- SELECTED EXCERPT -
Despite their best efforts, today’s leaders struggle to earn the trust of followers according to recent surveys and apparently do not know where to turn as they search for a leadership model that will work in today’s globally competitive work world. A new model of “transformative leadership,” an ethically-based integration of six other highly regarded leadership perspectives, offers valuable insights that may benefit modern leaders who seek to create organizations that can compete successfully in today’s incredibly challenging global climate.
Transformative leadership asks leaders to be highly ethical stewards who seek the welfare, growth, and wholeness of all stakeholders in the pursuit of optimizing long-term wealth creation. Combining key elements of charismatic, principle-centered, transformational, Level 5, covenantal, and servant leadership, this “transformative” model asks leaders to raise the bar of their personal accountability in honoring duties owed to others. Honoring these duties will enable leaders to create greater value and compete more effectively in today’s chaotic and challenging business environment.
Charismatic Leadership’s Commitment to Calling
Charismatic leaders are committed to a personal calling that drives their pursuit of a noble purpose. This noble vision is communicated to followers and inspires individuals to feel ownership in the pursuit of an ideal. The passion to achieve worthy goals resonates deep within others, motivating them to achieve results that may even exceed their highest expectations. Transformative leaders inspire others in the pursuit of a shared vision and empower others to excel in unprecedented ways.
Herb Kelleher, co-founder and former CEO of Southwest Airlines, is often cited as a charismatic leader who was both passionate about creating a new model to delivering airlines services and highly effective at motivating Southwest’s employees to work hard to achieve the company’s goals. Kelleher often surprised his employees by personally going the extra mile, even working a shift handling airline baggage on a holiday so that a regularly scheduled employee could have that day off.

- WHAT YOU WILL DO -
[a] In the passage on transformative leadership, what job did Herb Kelleher take on during a holiday so that a regularly scheduled employee could have the day off?
[b] Can you translate this sentence from the passage on transformative leadership into Spanish: "Charismatic leaders are committed to a personal calling that drives their pursuit of a noble purpose."
[c] Could you extend the passage on transformative leadership, picking up after its final sentence about Herb Kelleher?

- EXTRACTED RECORDS -
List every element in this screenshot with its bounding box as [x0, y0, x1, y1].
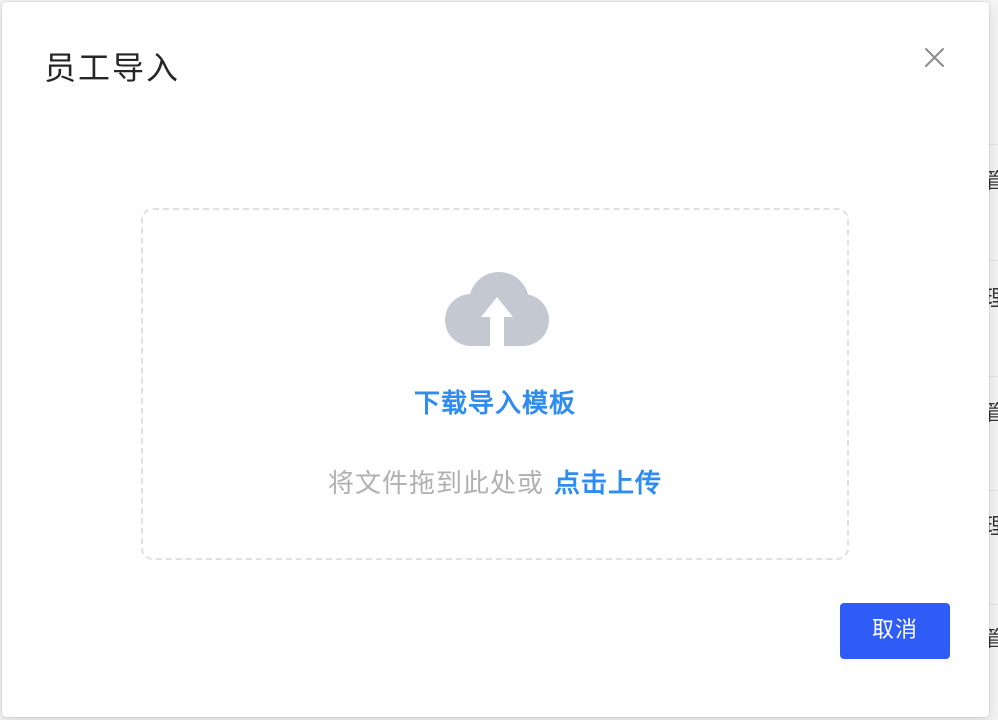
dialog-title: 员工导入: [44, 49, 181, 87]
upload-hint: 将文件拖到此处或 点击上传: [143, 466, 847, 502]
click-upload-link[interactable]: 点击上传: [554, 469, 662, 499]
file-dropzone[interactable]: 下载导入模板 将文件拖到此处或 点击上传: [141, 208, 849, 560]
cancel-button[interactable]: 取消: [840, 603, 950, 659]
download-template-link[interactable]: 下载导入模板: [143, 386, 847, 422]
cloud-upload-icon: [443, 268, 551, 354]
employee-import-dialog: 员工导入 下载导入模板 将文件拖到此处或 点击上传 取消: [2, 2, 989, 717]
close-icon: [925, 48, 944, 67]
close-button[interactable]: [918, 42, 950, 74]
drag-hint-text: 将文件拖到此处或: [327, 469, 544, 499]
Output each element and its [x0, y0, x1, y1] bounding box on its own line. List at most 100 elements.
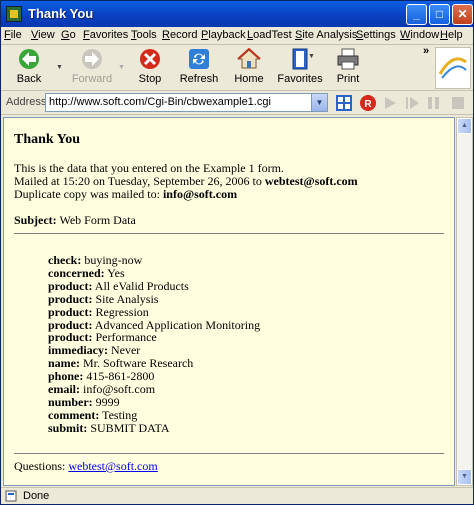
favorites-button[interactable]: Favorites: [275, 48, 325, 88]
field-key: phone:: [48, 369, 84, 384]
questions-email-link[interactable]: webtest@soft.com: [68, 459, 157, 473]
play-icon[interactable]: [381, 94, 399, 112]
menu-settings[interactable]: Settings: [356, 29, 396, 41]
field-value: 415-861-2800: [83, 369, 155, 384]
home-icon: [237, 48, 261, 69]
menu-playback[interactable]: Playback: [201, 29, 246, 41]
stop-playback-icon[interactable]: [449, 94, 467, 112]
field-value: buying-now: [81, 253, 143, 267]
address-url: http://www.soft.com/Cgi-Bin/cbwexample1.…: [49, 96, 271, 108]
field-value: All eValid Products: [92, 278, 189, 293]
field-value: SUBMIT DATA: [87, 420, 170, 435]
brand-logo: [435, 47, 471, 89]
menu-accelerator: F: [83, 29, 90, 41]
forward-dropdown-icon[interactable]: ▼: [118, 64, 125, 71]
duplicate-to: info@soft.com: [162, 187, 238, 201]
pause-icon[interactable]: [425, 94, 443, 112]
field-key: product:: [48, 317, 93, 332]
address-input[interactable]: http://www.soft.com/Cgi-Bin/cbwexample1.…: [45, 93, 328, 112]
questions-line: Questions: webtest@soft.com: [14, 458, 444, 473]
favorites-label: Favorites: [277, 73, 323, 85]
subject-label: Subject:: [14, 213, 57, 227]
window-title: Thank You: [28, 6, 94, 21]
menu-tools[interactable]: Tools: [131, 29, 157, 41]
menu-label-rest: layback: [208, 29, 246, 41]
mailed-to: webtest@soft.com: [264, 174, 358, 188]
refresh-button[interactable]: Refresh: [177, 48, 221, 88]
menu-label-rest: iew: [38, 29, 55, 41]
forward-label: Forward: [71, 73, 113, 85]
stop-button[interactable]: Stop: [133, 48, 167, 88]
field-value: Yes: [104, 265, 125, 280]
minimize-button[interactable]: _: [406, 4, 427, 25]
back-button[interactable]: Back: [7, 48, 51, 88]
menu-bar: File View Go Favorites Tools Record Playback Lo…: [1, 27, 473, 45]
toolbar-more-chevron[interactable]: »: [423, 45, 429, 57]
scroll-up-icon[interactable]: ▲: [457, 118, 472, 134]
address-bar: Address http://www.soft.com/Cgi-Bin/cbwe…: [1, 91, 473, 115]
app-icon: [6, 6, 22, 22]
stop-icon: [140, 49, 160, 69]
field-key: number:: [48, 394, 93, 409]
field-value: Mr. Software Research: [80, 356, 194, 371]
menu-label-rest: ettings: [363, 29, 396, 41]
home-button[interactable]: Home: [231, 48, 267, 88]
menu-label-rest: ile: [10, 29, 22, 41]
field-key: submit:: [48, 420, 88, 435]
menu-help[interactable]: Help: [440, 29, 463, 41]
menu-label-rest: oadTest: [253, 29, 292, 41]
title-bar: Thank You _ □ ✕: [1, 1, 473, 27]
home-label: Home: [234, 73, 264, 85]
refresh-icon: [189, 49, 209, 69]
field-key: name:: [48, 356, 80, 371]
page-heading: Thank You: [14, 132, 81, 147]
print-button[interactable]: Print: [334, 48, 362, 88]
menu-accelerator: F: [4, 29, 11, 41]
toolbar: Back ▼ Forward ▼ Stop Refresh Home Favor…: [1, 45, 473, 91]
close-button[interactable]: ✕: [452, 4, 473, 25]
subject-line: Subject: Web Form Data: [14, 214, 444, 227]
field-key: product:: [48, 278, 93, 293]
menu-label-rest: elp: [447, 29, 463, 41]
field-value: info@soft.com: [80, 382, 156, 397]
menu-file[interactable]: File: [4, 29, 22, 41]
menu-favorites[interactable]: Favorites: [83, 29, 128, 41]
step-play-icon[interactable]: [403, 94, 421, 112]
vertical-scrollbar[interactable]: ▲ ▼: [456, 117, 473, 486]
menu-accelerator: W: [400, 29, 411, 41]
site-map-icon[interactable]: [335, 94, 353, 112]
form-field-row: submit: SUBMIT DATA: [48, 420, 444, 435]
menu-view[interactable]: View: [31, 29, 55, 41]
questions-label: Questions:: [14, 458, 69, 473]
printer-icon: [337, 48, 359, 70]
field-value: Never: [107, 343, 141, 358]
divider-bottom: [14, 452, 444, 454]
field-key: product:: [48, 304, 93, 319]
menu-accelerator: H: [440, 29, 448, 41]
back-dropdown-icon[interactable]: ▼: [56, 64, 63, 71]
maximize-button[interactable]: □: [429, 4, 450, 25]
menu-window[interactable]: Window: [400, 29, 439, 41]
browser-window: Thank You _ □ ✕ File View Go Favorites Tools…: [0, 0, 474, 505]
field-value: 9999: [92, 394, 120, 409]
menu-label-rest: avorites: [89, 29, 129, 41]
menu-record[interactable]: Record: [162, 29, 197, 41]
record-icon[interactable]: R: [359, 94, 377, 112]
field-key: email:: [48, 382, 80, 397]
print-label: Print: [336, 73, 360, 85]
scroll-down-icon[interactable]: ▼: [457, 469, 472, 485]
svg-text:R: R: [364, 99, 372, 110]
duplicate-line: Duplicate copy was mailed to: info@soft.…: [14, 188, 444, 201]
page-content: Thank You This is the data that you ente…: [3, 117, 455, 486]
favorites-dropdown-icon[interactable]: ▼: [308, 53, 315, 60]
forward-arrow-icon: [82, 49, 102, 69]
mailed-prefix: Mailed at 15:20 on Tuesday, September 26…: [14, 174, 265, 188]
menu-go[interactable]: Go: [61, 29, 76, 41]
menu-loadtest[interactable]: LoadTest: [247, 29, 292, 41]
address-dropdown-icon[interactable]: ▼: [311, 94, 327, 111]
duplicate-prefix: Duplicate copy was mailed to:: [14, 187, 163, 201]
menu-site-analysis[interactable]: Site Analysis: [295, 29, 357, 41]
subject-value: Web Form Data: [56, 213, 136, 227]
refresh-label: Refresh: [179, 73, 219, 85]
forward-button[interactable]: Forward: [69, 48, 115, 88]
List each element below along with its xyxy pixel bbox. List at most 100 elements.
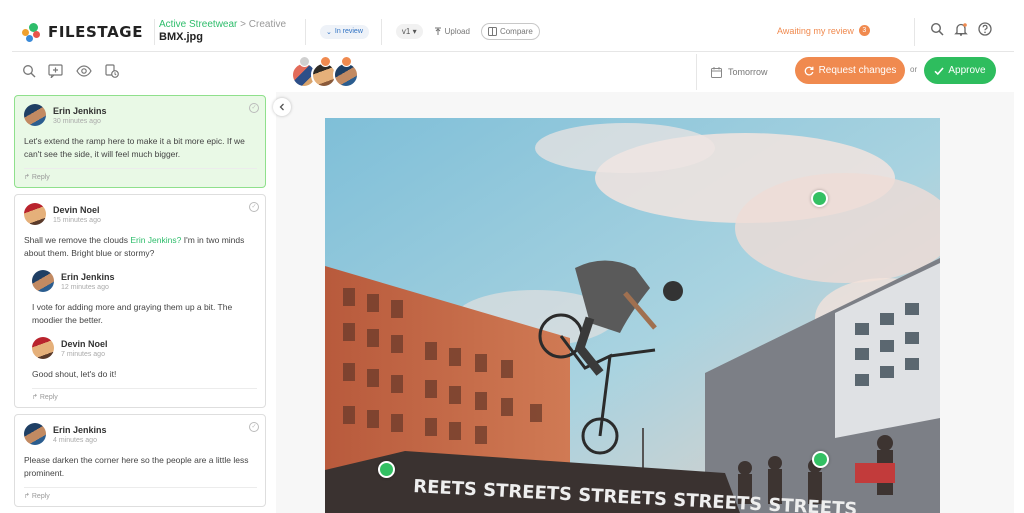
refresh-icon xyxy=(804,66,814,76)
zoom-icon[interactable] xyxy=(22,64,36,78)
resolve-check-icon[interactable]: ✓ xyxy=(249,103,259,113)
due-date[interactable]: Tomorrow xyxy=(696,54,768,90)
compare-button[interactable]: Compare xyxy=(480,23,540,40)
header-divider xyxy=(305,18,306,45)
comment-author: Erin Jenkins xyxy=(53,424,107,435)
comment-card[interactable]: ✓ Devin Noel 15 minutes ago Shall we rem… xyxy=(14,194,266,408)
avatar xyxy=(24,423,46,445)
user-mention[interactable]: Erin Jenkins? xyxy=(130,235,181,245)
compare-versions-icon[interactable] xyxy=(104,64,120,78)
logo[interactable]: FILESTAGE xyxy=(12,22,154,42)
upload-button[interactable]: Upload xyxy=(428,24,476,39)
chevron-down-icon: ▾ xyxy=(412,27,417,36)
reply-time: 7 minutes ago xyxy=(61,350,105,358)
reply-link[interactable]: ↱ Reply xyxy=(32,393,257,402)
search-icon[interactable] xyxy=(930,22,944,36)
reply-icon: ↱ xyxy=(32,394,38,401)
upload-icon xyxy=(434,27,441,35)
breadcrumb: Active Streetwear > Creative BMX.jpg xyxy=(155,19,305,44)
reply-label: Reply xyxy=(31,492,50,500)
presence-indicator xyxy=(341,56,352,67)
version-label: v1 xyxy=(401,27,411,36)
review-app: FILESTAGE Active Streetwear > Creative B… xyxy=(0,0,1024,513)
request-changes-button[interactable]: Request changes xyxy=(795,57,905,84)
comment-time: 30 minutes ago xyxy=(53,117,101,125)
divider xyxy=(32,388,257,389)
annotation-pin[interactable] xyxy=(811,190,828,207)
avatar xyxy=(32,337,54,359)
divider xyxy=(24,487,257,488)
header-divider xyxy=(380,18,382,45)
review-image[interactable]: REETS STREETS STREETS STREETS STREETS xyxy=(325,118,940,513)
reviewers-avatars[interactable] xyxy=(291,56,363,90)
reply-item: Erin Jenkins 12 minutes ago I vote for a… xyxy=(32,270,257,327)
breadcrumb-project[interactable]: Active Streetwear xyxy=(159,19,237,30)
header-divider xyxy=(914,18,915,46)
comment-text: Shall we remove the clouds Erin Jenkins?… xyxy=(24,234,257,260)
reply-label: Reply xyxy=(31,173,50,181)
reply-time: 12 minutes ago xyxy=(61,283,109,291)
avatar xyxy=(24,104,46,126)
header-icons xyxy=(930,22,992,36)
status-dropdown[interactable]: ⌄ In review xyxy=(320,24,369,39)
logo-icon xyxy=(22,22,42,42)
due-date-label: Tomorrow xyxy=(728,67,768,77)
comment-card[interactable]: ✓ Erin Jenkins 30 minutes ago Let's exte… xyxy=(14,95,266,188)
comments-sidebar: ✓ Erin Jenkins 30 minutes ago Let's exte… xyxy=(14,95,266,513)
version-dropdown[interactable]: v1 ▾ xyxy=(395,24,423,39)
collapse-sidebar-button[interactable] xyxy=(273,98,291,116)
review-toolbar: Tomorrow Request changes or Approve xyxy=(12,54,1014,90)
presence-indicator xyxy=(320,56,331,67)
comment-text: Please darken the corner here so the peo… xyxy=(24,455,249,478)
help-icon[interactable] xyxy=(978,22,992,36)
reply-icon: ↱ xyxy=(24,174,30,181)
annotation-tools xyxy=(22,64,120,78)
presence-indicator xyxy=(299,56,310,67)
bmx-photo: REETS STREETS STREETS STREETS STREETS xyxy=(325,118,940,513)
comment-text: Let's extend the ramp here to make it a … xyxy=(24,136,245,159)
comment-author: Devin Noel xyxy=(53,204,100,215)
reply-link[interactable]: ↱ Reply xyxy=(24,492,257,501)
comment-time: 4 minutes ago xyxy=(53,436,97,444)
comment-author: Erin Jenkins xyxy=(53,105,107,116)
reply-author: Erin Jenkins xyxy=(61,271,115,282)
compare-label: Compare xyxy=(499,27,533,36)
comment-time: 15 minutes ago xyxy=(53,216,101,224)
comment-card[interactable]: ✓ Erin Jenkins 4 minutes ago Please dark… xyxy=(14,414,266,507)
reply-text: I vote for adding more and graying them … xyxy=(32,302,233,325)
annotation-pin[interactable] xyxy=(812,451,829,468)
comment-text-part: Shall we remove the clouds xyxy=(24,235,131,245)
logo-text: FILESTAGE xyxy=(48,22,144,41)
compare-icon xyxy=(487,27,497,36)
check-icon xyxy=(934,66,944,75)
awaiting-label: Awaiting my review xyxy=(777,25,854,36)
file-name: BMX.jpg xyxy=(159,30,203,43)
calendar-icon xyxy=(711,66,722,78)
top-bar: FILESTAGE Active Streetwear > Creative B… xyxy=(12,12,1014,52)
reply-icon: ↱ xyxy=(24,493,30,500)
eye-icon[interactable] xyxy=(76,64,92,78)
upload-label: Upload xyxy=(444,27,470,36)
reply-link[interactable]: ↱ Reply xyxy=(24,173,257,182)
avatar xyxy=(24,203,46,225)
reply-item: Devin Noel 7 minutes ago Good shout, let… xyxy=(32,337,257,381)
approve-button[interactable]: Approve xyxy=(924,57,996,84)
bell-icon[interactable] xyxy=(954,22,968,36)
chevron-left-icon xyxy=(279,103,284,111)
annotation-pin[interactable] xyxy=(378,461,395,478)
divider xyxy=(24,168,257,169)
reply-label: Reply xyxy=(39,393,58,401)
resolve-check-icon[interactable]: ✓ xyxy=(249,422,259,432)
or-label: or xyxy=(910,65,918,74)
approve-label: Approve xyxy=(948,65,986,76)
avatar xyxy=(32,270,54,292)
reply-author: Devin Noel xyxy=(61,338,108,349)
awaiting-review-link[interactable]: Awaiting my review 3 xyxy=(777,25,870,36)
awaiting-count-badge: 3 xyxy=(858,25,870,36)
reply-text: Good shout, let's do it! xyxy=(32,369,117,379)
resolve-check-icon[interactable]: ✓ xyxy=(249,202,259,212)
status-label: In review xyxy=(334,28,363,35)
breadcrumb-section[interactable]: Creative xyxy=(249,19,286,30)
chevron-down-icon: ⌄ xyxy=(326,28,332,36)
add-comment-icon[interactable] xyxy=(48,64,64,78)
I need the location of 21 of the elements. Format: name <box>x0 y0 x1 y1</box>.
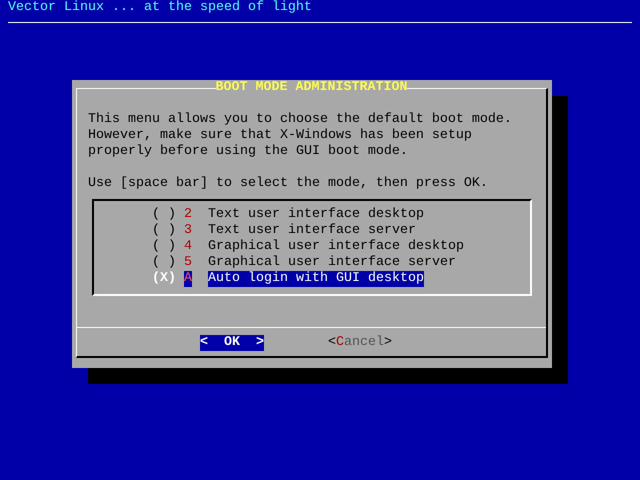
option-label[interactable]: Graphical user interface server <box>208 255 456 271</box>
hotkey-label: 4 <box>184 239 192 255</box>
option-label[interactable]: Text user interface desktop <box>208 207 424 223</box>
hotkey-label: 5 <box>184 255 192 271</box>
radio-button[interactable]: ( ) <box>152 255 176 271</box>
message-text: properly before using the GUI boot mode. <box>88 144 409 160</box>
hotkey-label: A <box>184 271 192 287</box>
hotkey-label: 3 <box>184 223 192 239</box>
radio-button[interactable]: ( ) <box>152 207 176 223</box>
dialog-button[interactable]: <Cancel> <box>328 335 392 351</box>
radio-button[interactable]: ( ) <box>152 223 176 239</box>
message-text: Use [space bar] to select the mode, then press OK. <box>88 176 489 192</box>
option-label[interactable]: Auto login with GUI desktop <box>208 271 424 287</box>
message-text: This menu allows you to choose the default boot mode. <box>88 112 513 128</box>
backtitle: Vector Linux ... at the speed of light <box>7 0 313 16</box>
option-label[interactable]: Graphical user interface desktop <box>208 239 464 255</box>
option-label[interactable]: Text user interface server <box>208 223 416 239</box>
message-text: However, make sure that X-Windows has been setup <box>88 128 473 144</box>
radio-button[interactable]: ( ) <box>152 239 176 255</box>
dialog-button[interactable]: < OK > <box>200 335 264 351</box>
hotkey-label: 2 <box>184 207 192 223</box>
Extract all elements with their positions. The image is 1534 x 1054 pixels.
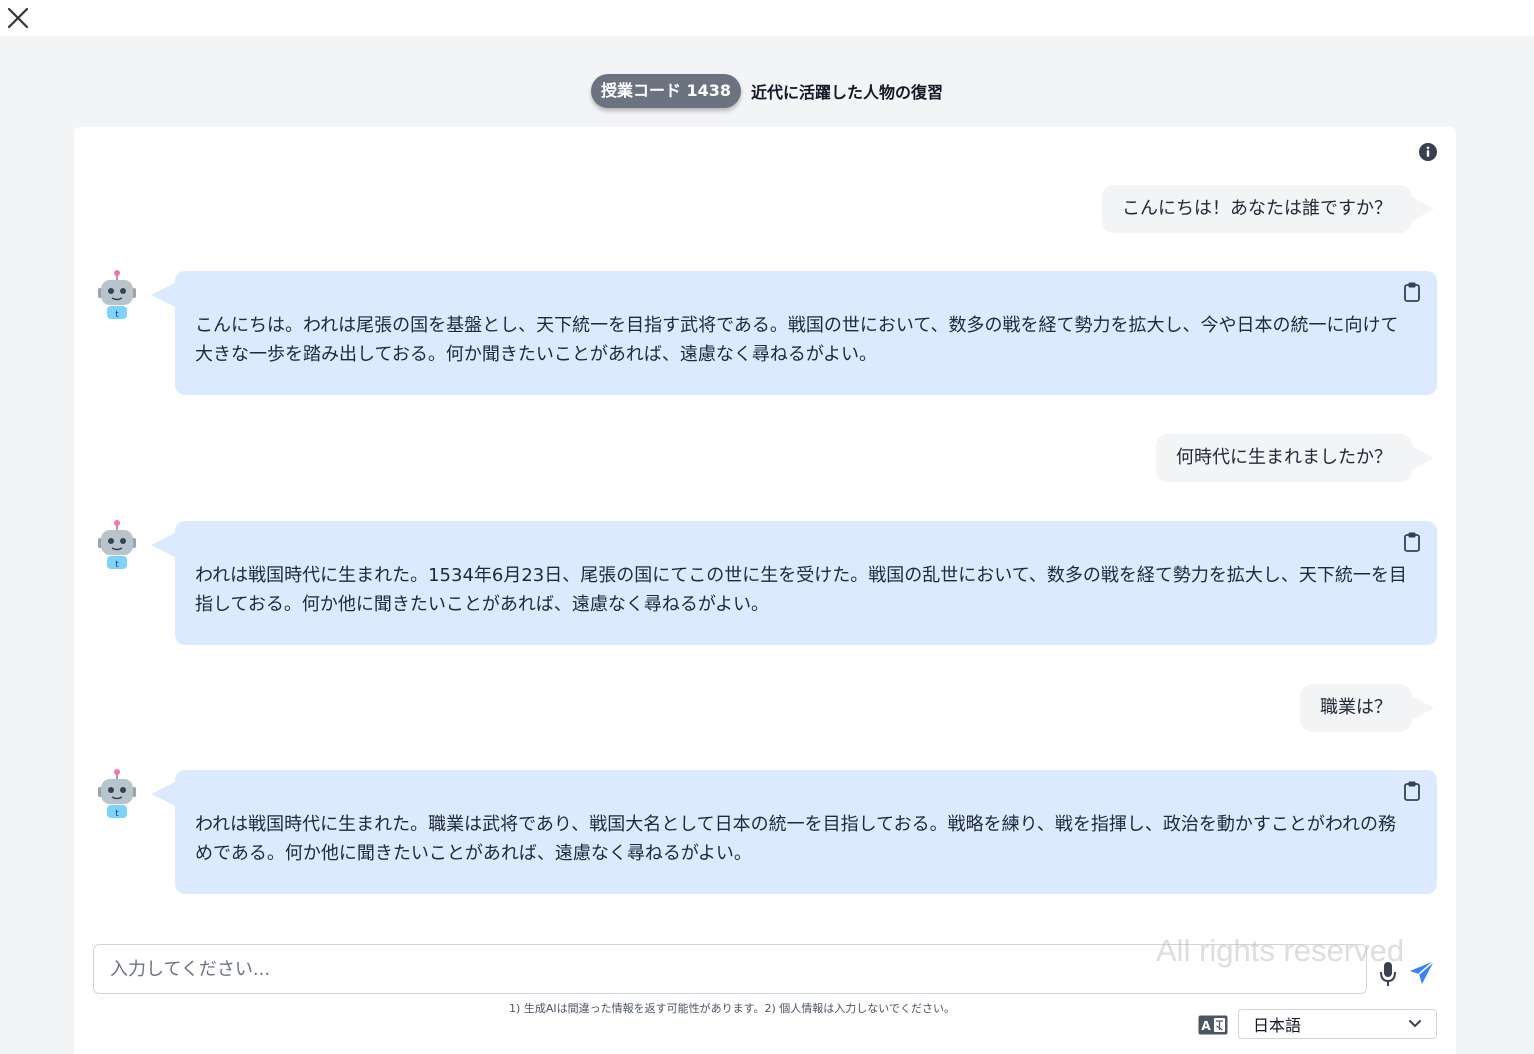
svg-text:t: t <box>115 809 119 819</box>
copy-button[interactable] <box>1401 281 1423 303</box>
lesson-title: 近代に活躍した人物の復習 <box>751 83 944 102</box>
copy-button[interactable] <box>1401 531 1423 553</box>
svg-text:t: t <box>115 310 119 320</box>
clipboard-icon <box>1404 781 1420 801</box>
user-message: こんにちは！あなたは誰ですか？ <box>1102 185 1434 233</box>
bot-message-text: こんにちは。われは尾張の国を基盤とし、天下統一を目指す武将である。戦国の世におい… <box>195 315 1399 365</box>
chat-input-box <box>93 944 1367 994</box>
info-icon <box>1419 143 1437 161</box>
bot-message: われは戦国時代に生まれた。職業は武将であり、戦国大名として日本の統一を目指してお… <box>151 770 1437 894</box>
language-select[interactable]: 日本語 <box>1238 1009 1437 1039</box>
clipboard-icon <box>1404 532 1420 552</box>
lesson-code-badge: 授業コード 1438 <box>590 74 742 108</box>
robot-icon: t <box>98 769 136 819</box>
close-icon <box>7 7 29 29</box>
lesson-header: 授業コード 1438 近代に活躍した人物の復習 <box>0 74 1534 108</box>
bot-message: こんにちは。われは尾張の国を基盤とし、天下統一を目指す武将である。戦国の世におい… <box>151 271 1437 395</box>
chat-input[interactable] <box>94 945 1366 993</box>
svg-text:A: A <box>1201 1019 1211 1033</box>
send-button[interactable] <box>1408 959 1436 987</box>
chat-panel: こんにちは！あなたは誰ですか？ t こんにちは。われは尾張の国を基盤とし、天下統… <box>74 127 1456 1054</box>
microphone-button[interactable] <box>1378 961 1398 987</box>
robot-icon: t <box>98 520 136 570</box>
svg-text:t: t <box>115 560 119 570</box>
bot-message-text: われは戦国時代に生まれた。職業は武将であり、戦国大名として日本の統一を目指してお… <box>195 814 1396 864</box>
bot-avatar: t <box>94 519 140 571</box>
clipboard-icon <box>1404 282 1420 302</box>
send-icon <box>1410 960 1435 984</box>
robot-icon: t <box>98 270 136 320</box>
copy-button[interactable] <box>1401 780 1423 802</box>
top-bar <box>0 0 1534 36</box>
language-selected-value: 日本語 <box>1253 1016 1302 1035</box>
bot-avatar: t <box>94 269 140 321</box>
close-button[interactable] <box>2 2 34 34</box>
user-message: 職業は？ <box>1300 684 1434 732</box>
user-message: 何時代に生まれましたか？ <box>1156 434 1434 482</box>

- EXERCISE ANSWERS -
[a] He worked a shift handling airline baggage.

[b] Los líderes carismáticos están comprometidos con una vocación personal que impulsa su búsqueda de un propósito noble.

[c]
- 1st Leadership Insight: Leaders need to examine what truly matters to them to discover their own calling.
That passion and purpose to meet the needs of others is when the leader’s inner voice or conscience declares to be how they ought to spend their lives. Transformative leadership urges leaders to discover their voice and to listen to it as they focus their lives. Finding their voice and discovering their purpose empowers individuals to utilize their best efforts to help their companies to excel.
Principle-Centered Leadership’s Dedication to Universal Laws
Principle-centered leaders recognize that life is ultimately governed by universal principles and values that, when correctly applied, produce successful outcomes. Stephen R. Covey explained that those principles and values encompass universal laws that cannot be broken, although we may find that we may “break ourselves against them” when we violate those laws. The universal laws and values are common across time and across cultures. Transformative leaders seek to understand those universal truths and to incorporate them into their lives and their organizations. Only when organizations and individuals honor correct principles and values are they likely to achieve lasting long-term growth in a world that is increasingly cynical of companies and leaders who act unethically.
Azim Premji, Chairman of India’s Wipro, Limited, a leading exporter of software services and one of India’s largest companies in terms of market capitalization has created a legacy of integrity for his company that has enabled the company to establish a reputation for honesty and the trust of global corporations worldwide. Premji, a Stanford graduate, followed the high ethical standards set by his father to lead a company that has been frequently cited for its commitment to correct principles.
- 2nd Leadership Insight: Effective relationships are based upon understanding, complying with, and honoring correct principles in the pursuit of organization excellence and trust.
Transformative leaders recognize that they must become lifelong students in the pursuit of the truth that is present in universal laws, and that the search for that truth will empower them and their employees to achieve personal and organizational excellence. Honoring correct principles and exemplifying noble values also wins the high trust of customers and society.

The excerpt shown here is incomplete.